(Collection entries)
%%

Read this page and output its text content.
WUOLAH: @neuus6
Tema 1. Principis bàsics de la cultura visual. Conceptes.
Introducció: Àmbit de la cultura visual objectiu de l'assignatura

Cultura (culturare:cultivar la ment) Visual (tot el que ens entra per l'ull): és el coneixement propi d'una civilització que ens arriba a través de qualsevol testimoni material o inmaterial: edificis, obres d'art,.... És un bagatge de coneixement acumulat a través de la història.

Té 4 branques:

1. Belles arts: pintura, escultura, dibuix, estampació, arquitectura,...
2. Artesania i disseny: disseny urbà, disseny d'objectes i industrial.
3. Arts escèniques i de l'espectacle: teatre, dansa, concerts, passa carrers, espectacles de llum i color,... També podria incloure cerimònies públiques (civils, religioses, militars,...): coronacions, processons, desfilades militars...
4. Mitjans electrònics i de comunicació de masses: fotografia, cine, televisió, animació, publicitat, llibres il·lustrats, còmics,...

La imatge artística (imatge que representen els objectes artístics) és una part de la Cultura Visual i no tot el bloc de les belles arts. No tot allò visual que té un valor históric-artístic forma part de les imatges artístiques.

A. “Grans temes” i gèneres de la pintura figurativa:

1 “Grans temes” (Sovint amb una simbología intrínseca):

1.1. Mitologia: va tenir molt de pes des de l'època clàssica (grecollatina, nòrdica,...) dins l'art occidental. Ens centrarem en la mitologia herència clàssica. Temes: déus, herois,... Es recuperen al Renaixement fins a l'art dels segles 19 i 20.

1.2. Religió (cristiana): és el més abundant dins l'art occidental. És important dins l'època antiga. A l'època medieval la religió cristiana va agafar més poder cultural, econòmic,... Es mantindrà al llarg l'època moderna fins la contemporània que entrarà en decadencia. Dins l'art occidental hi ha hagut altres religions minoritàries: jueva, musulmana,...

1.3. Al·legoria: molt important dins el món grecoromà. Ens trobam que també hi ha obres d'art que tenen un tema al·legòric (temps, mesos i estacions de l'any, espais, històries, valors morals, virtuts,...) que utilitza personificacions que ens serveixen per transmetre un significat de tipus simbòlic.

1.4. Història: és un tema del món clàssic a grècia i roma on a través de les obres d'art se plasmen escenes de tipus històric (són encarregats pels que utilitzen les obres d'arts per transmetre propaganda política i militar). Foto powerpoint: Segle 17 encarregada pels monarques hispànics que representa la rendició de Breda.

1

%%
%%

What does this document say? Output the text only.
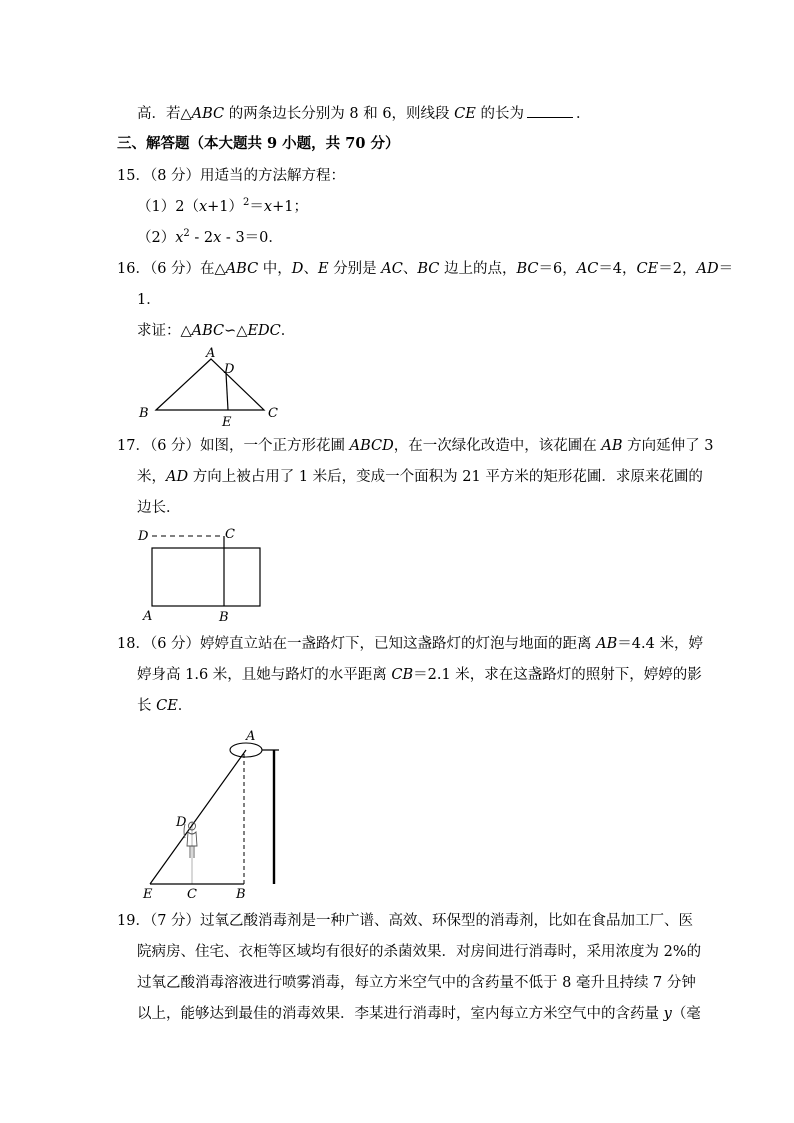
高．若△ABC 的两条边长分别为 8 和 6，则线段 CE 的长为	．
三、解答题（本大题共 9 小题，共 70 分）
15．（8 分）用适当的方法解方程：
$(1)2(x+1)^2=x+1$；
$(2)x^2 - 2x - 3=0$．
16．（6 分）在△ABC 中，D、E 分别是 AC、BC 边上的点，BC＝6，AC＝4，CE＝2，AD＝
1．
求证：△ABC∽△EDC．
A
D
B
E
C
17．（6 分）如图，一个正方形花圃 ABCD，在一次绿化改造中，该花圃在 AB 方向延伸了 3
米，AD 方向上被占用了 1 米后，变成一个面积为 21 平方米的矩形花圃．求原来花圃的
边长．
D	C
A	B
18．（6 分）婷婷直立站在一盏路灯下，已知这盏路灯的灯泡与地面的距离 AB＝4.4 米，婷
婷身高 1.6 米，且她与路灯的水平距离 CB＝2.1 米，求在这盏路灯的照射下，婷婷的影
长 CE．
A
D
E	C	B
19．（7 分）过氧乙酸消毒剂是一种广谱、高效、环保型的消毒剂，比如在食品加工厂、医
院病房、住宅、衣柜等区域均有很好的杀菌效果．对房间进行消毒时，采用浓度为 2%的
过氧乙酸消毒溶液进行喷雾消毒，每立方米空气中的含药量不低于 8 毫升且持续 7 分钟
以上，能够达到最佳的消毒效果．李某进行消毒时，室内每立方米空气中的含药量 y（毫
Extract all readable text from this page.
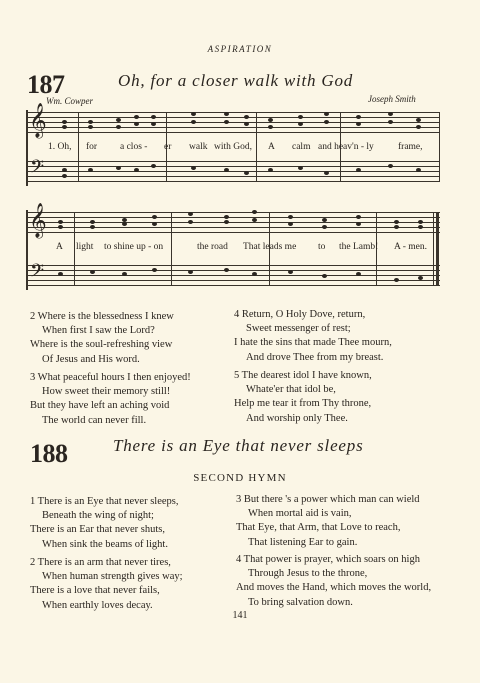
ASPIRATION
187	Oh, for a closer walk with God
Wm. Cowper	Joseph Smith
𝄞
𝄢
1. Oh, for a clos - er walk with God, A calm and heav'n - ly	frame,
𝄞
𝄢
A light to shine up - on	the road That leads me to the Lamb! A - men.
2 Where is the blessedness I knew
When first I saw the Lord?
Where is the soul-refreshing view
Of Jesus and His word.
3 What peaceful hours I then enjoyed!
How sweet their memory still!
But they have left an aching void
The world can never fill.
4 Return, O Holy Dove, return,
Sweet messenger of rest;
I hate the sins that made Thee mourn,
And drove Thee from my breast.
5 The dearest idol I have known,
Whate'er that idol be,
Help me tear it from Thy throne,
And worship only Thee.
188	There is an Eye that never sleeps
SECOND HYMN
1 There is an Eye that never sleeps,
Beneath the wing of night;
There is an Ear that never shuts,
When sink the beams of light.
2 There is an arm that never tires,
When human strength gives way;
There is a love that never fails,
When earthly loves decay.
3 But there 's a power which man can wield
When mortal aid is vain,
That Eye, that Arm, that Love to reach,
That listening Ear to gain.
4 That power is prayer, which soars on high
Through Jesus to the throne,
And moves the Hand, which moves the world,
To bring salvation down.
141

%%

▶ [WORK TO DO] Lines holding the word "with" in the entries above are the ones to pull out. Copy them all.

▶ [CORRECT RESULT]
187	Oh, for a closer walk with God
1. Oh, for a clos - er walk with God, A calm and heav'n - ly	frame,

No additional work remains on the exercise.